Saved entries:
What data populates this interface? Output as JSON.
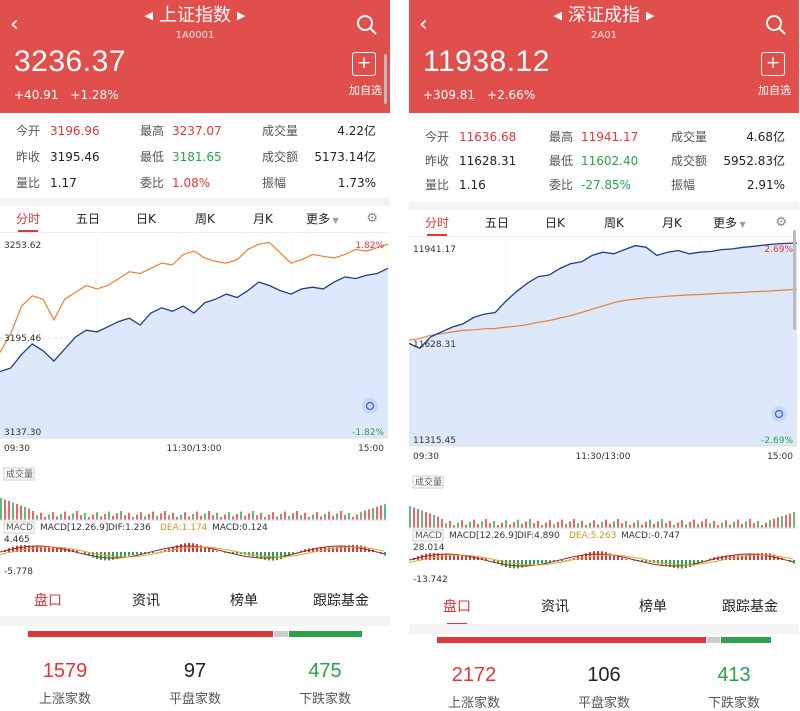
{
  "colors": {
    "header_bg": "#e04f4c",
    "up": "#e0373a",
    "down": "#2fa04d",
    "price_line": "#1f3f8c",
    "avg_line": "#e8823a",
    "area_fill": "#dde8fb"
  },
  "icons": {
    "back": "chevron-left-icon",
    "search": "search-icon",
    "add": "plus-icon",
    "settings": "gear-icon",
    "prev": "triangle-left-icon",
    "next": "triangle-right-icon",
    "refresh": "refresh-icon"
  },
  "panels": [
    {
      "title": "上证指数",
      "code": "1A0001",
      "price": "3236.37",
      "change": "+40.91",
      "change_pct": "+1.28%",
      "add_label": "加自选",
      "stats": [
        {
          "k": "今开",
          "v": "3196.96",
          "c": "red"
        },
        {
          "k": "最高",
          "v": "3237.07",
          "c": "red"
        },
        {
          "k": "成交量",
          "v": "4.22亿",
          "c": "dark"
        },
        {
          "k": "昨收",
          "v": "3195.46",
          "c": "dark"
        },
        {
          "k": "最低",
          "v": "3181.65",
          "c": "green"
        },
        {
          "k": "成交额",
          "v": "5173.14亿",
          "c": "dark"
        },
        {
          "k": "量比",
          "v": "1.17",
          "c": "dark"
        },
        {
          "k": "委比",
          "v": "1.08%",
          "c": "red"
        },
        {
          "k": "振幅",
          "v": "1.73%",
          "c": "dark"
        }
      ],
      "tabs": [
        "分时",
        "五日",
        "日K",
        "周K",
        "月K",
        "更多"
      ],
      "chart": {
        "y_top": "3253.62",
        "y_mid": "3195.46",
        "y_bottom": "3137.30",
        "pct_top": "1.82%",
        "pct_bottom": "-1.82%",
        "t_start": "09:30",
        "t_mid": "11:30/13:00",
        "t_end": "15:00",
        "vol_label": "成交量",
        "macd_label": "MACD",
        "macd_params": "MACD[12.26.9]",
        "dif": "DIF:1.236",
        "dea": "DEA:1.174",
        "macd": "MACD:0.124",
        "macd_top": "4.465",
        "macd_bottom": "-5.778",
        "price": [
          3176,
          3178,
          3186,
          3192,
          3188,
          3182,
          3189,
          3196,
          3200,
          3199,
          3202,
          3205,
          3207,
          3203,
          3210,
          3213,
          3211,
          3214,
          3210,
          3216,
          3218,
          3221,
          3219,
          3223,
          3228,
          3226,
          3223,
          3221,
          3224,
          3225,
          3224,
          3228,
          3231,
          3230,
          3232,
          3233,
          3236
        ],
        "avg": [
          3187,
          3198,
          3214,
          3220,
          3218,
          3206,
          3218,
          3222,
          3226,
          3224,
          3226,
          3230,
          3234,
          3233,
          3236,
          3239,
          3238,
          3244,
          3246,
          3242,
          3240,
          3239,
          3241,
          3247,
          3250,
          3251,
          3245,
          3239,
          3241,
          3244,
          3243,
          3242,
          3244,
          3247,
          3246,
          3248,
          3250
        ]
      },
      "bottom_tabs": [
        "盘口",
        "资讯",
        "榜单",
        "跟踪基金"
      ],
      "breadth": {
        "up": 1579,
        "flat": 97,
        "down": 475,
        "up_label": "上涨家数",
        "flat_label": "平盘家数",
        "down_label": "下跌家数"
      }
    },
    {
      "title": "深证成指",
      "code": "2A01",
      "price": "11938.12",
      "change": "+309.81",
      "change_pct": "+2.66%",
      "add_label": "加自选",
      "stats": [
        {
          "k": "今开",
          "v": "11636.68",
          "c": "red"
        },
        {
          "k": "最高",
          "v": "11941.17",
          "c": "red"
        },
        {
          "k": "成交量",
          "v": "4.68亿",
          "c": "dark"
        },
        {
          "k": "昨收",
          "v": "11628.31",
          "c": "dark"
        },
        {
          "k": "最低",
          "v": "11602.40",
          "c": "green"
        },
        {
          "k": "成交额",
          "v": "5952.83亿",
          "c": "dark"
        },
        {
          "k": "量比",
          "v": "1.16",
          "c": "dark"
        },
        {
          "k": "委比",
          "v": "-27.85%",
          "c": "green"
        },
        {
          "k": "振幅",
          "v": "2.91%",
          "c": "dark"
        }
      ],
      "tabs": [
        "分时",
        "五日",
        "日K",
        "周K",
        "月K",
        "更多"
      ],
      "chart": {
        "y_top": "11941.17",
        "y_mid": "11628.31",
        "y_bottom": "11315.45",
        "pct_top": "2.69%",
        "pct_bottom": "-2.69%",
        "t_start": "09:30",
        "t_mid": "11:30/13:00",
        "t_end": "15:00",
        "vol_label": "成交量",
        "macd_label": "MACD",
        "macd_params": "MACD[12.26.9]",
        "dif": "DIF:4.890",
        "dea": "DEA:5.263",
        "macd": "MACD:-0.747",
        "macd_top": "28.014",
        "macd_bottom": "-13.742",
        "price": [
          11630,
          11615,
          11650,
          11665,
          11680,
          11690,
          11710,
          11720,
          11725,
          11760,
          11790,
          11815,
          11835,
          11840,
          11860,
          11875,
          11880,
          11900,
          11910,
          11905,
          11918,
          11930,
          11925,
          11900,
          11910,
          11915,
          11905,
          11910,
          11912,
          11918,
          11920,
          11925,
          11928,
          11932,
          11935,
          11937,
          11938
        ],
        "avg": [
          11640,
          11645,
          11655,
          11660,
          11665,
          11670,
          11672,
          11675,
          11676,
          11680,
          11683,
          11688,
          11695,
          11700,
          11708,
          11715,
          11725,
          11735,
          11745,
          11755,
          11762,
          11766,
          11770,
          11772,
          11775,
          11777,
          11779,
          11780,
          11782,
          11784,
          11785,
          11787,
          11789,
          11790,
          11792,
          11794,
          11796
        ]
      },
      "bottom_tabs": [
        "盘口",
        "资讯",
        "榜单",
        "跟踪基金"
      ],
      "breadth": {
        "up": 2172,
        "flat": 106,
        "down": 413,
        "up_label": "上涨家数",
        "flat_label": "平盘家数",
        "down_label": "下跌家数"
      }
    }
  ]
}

=== SET EXERCISE ===
Give an exact copy of the material, leaving out every picture.

=== PROBLEM SOLUTION ===
What data populates this interface? Output as JSON.
{
  "colors": {
    "header_bg": "#e04f4c",
    "up": "#e0373a",
    "down": "#2fa04d",
    "price_line": "#1f3f8c",
    "avg_line": "#e8823a",
    "area_fill": "#dde8fb"
  },
  "icons": {
    "back": "chevron-left-icon",
    "search": "search-icon",
    "add": "plus-icon",
    "settings": "gear-icon",
    "prev": "triangle-left-icon",
    "next": "triangle-right-icon",
    "refresh": "refresh-icon"
  },
  "panels": [
    {
      "title": "上证指数",
      "code": "1A0001",
      "price": "3236.37",
      "change": "+40.91",
      "change_pct": "+1.28%",
      "add_label": "加自选",
      "stats": [
        {
          "k": "今开",
          "v": "3196.96",
          "c": "red"
        },
        {
          "k": "最高",
          "v": "3237.07",
          "c": "red"
        },
        {
          "k": "成交量",
          "v": "4.22亿",
          "c": "dark"
        },
        {
          "k": "昨收",
          "v": "3195.46",
          "c": "dark"
        },
        {
          "k": "最低",
          "v": "3181.65",
          "c": "green"
        },
        {
          "k": "成交额",
          "v": "5173.14亿",
          "c": "dark"
        },
        {
          "k": "量比",
          "v": "1.17",
          "c": "dark"
        },
        {
          "k": "委比",
          "v": "1.08%",
          "c": "red"
        },
        {
          "k": "振幅",
          "v": "1.73%",
          "c": "dark"
        }
      ],
      "tabs": [
        "分时",
        "五日",
        "日K",
        "周K",
        "月K",
        "更多"
      ],
      "chart": {
        "y_top": "3253.62",
        "y_mid": "3195.46",
        "y_bottom": "3137.30",
        "pct_top": "1.82%",
        "pct_bottom": "-1.82%",
        "t_start": "09:30",
        "t_mid": "11:30/13:00",
        "t_end": "15:00",
        "vol_label": "成交量",
        "macd_label": "MACD",
        "macd_params": "MACD[12.26.9]",
        "dif": "DIF:1.236",
        "dea": "DEA:1.174",
        "macd": "MACD:0.124",
        "macd_top": "4.465",
        "macd_bottom": "-5.778",
        "price": [
          3176,
          3178,
          3186,
          3192,
          3188,
          3182,
          3189,
          3196,
          3200,
          3199,
          3202,
          3205,
          3207,
          3203,
          3210,
          3213,
          3211,
          3214,
          3210,
          3216,
          3218,
          3221,
          3219,
          3223,
          3228,
          3226,
          3223,
          3221,
          3224,
          3225,
          3224,
          3228,
          3231,
          3230,
          3232,
          3233,
          3236
        ],
        "avg": [
          3187,
          3198,
          3214,
          3220,
          3218,
          3206,
          3218,
          3222,
          3226,
          3224,
          3226,
          3230,
          3234,
          3233,
          3236,
          3239,
          3238,
          3244,
          3246,
          3242,
          3240,
          3239,
          3241,
          3247,
          3250,
          3251,
          3245,
          3239,
          3241,
          3244,
          3243,
          3242,
          3244,
          3247,
          3246,
          3248,
          3250
        ]
      },
      "bottom_tabs": [
        "盘口",
        "资讯",
        "榜单",
        "跟踪基金"
      ],
      "breadth": {
        "up": 1579,
        "flat": 97,
        "down": 475,
        "up_label": "上涨家数",
        "flat_label": "平盘家数",
        "down_label": "下跌家数"
      }
    },
    {
      "title": "深证成指",
      "code": "2A01",
      "price": "11938.12",
      "change": "+309.81",
      "change_pct": "+2.66%",
      "add_label": "加自选",
      "stats": [
        {
          "k": "今开",
          "v": "11636.68",
          "c": "red"
        },
        {
          "k": "最高",
          "v": "11941.17",
          "c": "red"
        },
        {
          "k": "成交量",
          "v": "4.68亿",
          "c": "dark"
        },
        {
          "k": "昨收",
          "v": "11628.31",
          "c": "dark"
        },
        {
          "k": "最低",
          "v": "11602.40",
          "c": "green"
        },
        {
          "k": "成交额",
          "v": "5952.83亿",
          "c": "dark"
        },
        {
          "k": "量比",
          "v": "1.16",
          "c": "dark"
        },
        {
          "k": "委比",
          "v": "-27.85%",
          "c": "green"
        },
        {
          "k": "振幅",
          "v": "2.91%",
          "c": "dark"
        }
      ],
      "tabs": [
        "分时",
        "五日",
        "日K",
        "周K",
        "月K",
        "更多"
      ],
      "chart": {
        "y_top": "11941.17",
        "y_mid": "11628.31",
        "y_bottom": "11315.45",
        "pct_top": "2.69%",
        "pct_bottom": "-2.69%",
        "t_start": "09:30",
        "t_mid": "11:30/13:00",
        "t_end": "15:00",
        "vol_label": "成交量",
        "macd_label": "MACD",
        "macd_params": "MACD[12.26.9]",
        "dif": "DIF:4.890",
        "dea": "DEA:5.263",
        "macd": "MACD:-0.747",
        "macd_top": "28.014",
        "macd_bottom": "-13.742",
        "price": [
          11630,
          11615,
          11650,
          11665,
          11680,
          11690,
          11710,
          11720,
          11725,
          11760,
          11790,
          11815,
          11835,
          11840,
          11860,
          11875,
          11880,
          11900,
          11910,
          11905,
          11918,
          11930,
          11925,
          11900,
          11910,
          11915,
          11905,
          11910,
          11912,
          11918,
          11920,
          11925,
          11928,
          11932,
          11935,
          11937,
          11938
        ],
        "avg": [
          11640,
          11645,
          11655,
          11660,
          11665,
          11670,
          11672,
          11675,
          11676,
          11680,
          11683,
          11688,
          11695,
          11700,
          11708,
          11715,
          11725,
          11735,
          11745,
          11755,
          11762,
          11766,
          11770,
          11772,
          11775,
          11777,
          11779,
          11780,
          11782,
          11784,
          11785,
          11787,
          11789,
          11790,
          11792,
          11794,
          11796
        ]
      },
      "bottom_tabs": [
        "盘口",
        "资讯",
        "榜单",
        "跟踪基金"
      ],
      "breadth": {
        "up": 2172,
        "flat": 106,
        "down": 413,
        "up_label": "上涨家数",
        "flat_label": "平盘家数",
        "down_label": "下跌家数"
      }
    }
  ]
}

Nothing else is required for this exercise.